- _Work to do_:
Repeat the whole listing below, word for word.

Data excerpts:
_ _ _
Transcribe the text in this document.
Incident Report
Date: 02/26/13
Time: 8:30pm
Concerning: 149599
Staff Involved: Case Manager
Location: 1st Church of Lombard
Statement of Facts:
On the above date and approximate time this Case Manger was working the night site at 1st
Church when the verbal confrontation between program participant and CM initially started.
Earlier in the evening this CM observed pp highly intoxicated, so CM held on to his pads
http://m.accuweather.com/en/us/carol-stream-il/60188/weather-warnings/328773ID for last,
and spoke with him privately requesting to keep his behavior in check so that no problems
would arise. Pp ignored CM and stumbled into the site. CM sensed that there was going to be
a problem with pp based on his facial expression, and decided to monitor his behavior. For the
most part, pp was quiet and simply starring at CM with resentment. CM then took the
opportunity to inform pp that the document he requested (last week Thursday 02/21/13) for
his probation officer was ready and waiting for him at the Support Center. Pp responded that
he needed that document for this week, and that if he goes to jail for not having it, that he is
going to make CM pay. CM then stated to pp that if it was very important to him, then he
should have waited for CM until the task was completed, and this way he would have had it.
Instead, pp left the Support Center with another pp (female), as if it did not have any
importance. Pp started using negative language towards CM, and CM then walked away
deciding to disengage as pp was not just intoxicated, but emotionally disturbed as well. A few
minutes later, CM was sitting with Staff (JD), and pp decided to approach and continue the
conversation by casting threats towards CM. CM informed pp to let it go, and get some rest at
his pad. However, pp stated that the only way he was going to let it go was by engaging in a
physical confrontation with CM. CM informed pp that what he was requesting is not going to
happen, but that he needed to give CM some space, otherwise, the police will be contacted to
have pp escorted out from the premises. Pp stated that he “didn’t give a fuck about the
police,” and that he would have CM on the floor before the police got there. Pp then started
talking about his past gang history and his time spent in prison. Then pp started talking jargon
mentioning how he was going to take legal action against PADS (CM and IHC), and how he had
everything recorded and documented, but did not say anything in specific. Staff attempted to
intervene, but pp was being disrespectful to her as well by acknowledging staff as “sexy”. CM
_ _ _
- _Response below_:
Transcribe the text in this document.
Incident Report
Date: 02/26/13
Time: 8:30pm
Concerning: 149599
Staff Involved: Case Manager
Location: 1st Church of Lombard
Statement of Facts:
On the above date and approximate time this Case Manger was working the night site at 1st
Church when the verbal confrontation between program participant and CM initially started.
Earlier in the evening this CM observed pp highly intoxicated, so CM held on to his pads
http://m.accuweather.com/en/us/carol-stream-il/60188/weather-warnings/328773ID for last,
and spoke with him privately requesting to keep his behavior in check so that no problems
would arise. Pp ignored CM and stumbled into the site. CM sensed that there was going to be
a problem with pp based on his facial expression, and decided to monitor his behavior. For the
most part, pp was quiet and simply starring at CM with resentment. CM then took the
opportunity to inform pp that the document he requested (last week Thursday 02/21/13) for
his probation officer was ready and waiting for him at the Support Center. Pp responded that
he needed that document for this week, and that if he goes to jail for not having it, that he is
going to make CM pay. CM then stated to pp that if it was very important to him, then he
should have waited for CM until the task was completed, and this way he would have had it.
Instead, pp left the Support Center with another pp (female), as if it did not have any
importance. Pp started using negative language towards CM, and CM then walked away
deciding to disengage as pp was not just intoxicated, but emotionally disturbed as well. A few
minutes later, CM was sitting with Staff (JD), and pp decided to approach and continue the
conversation by casting threats towards CM. CM informed pp to let it go, and get some rest at
his pad. However, pp stated that the only way he was going to let it go was by engaging in a
physical confrontation with CM. CM informed pp that what he was requesting is not going to
happen, but that he needed to give CM some space, otherwise, the police will be contacted to
have pp escorted out from the premises. Pp stated that he “didn’t give a fuck about the
police,” and that he would have CM on the floor before the police got there. Pp then started
talking about his past gang history and his time spent in prison. Then pp started talking jargon
mentioning how he was going to take legal action against PADS (CM and IHC), and how he had
everything recorded and documented, but did not say anything in specific. Staff attempted to
intervene, but pp was being disrespectful to her as well by acknowledging staff as “sexy”. CM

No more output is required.